### [WORK REQUIRED]
Repeat, without any change, the entries presented below.

### [MATERIAL SUPPLIED]
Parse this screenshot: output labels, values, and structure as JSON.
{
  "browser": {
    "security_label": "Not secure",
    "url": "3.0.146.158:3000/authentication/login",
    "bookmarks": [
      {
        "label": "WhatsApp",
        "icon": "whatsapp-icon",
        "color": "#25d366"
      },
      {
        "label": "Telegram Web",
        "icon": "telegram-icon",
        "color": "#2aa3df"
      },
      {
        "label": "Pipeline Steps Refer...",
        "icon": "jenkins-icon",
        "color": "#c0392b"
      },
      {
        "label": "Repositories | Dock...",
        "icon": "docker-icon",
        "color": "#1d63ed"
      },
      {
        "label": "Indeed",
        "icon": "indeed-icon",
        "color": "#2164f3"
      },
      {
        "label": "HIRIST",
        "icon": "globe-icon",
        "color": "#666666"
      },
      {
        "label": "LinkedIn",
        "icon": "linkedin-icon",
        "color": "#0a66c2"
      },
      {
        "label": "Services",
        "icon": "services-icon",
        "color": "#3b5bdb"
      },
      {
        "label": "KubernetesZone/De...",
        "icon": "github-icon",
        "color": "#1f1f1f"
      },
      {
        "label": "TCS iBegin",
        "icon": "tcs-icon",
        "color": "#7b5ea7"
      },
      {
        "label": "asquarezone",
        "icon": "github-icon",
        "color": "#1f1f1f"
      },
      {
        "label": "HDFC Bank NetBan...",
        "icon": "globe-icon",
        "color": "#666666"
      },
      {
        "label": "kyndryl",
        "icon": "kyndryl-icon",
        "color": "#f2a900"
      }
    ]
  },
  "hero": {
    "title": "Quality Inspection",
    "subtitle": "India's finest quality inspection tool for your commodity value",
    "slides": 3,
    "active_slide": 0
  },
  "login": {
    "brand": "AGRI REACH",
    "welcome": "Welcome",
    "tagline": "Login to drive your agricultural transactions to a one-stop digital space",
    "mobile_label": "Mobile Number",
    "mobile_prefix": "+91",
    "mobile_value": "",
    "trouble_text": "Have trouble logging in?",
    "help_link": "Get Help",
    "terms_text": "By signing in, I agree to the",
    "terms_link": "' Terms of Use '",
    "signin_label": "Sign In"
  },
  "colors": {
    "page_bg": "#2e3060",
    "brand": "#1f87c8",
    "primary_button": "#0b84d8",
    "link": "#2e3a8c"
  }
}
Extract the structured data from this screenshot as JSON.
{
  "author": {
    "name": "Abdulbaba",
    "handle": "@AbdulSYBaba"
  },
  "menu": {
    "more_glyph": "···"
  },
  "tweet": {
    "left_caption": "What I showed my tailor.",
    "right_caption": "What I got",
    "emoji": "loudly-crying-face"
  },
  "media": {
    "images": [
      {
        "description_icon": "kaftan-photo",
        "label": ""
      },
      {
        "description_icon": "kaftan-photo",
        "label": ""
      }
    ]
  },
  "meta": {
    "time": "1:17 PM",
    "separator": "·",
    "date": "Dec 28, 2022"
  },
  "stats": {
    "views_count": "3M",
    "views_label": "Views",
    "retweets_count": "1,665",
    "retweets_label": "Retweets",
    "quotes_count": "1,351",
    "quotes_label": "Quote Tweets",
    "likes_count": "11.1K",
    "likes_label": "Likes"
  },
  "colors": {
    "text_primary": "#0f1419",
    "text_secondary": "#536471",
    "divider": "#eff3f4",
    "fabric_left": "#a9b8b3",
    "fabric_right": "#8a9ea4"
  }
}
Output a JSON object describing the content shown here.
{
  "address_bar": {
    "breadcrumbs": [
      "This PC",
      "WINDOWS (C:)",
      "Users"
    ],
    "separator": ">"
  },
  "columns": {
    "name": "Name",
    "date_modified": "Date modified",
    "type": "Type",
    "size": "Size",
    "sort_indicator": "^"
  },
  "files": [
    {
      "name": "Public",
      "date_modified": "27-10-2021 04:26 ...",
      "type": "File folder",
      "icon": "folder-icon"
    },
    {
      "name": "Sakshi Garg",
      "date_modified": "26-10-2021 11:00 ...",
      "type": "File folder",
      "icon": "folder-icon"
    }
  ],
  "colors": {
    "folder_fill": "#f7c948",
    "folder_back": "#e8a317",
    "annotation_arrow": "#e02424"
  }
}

### [CORRECT RESULT]
Parse this screenshot: output labels, values, and structure as JSON.
{
  "browser": {
    "security_label": "Not secure",
    "url": "3.0.146.158:3000/authentication/login",
    "bookmarks": [
      {
        "label": "WhatsApp",
        "icon": "whatsapp-icon",
        "color": "#25d366"
      },
      {
        "label": "Telegram Web",
        "icon": "telegram-icon",
        "color": "#2aa3df"
      },
      {
        "label": "Pipeline Steps Refer...",
        "icon": "jenkins-icon",
        "color": "#c0392b"
      },
      {
        "label": "Repositories | Dock...",
        "icon": "docker-icon",
        "color": "#1d63ed"
      },
      {
        "label": "Indeed",
        "icon": "indeed-icon",
        "color": "#2164f3"
      },
      {
        "label": "HIRIST",
        "icon": "globe-icon",
        "color": "#666666"
      },
      {
        "label": "LinkedIn",
        "icon": "linkedin-icon",
        "color": "#0a66c2"
      },
      {
        "label": "Services",
        "icon": "services-icon",
        "color": "#3b5bdb"
      },
      {
        "label": "KubernetesZone/De...",
        "icon": "github-icon",
        "color": "#1f1f1f"
      },
      {
        "label": "TCS iBegin",
        "icon": "tcs-icon",
        "color": "#7b5ea7"
      },
      {
        "label": "asquarezone",
        "icon": "github-icon",
        "color": "#1f1f1f"
      },
      {
        "label": "HDFC Bank NetBan...",
        "icon": "globe-icon",
        "color": "#666666"
      },
      {
        "label": "kyndryl",
        "icon": "kyndryl-icon",
        "color": "#f2a900"
      }
    ]
  },
  "hero": {
    "title": "Quality Inspection",
    "subtitle": "India's finest quality inspection tool for your commodity value",
    "slides": 3,
    "active_slide": 0
  },
  "login": {
    "brand": "AGRI REACH",
    "welcome": "Welcome",
    "tagline": "Login to drive your agricultural transactions to a one-stop digital space",
    "mobile_label": "Mobile Number",
    "mobile_prefix": "+91",
    "mobile_value": "",
    "trouble_text": "Have trouble logging in?",
    "help_link": "Get Help",
    "terms_text": "By signing in, I agree to the",
    "terms_link": "' Terms of Use '",
    "signin_label": "Sign In"
  },
  "colors": {
    "page_bg": "#2e3060",
    "brand": "#1f87c8",
    "primary_button": "#0b84d8",
    "link": "#2e3a8c"
  }
}
Extract the structured data from this screenshot as JSON.
{
  "author": {
    "name": "Abdulbaba",
    "handle": "@AbdulSYBaba"
  },
  "menu": {
    "more_glyph": "···"
  },
  "tweet": {
    "left_caption": "What I showed my tailor.",
    "right_caption": "What I got",
    "emoji": "loudly-crying-face"
  },
  "media": {
    "images": [
      {
        "description_icon": "kaftan-photo",
        "label": ""
      },
      {
        "description_icon": "kaftan-photo",
        "label": ""
      }
    ]
  },
  "meta": {
    "time": "1:17 PM",
    "separator": "·",
    "date": "Dec 28, 2022"
  },
  "stats": {
    "views_count": "3M",
    "views_label": "Views",
    "retweets_count": "1,665",
    "retweets_label": "Retweets",
    "quotes_count": "1,351",
    "quotes_label": "Quote Tweets",
    "likes_count": "11.1K",
    "likes_label": "Likes"
  },
  "colors": {
    "text_primary": "#0f1419",
    "text_secondary": "#536471",
    "divider": "#eff3f4",
    "fabric_left": "#a9b8b3",
    "fabric_right": "#8a9ea4"
  }
}
Output a JSON object describing the content shown here.
{
  "address_bar": {
    "breadcrumbs": [
      "This PC",
      "WINDOWS (C:)",
      "Users"
    ],
    "separator": ">"
  },
  "columns": {
    "name": "Name",
    "date_modified": "Date modified",
    "type": "Type",
    "size": "Size",
    "sort_indicator": "^"
  },
  "files": [
    {
      "name": "Public",
      "date_modified": "27-10-2021 04:26 ...",
      "type": "File folder",
      "icon": "folder-icon"
    },
    {
      "name": "Sakshi Garg",
      "date_modified": "26-10-2021 11:00 ...",
      "type": "File folder",
      "icon": "folder-icon"
    }
  ],
  "colors": {
    "folder_fill": "#f7c948",
    "folder_back": "#e8a317",
    "annotation_arrow": "#e02424"
  }
}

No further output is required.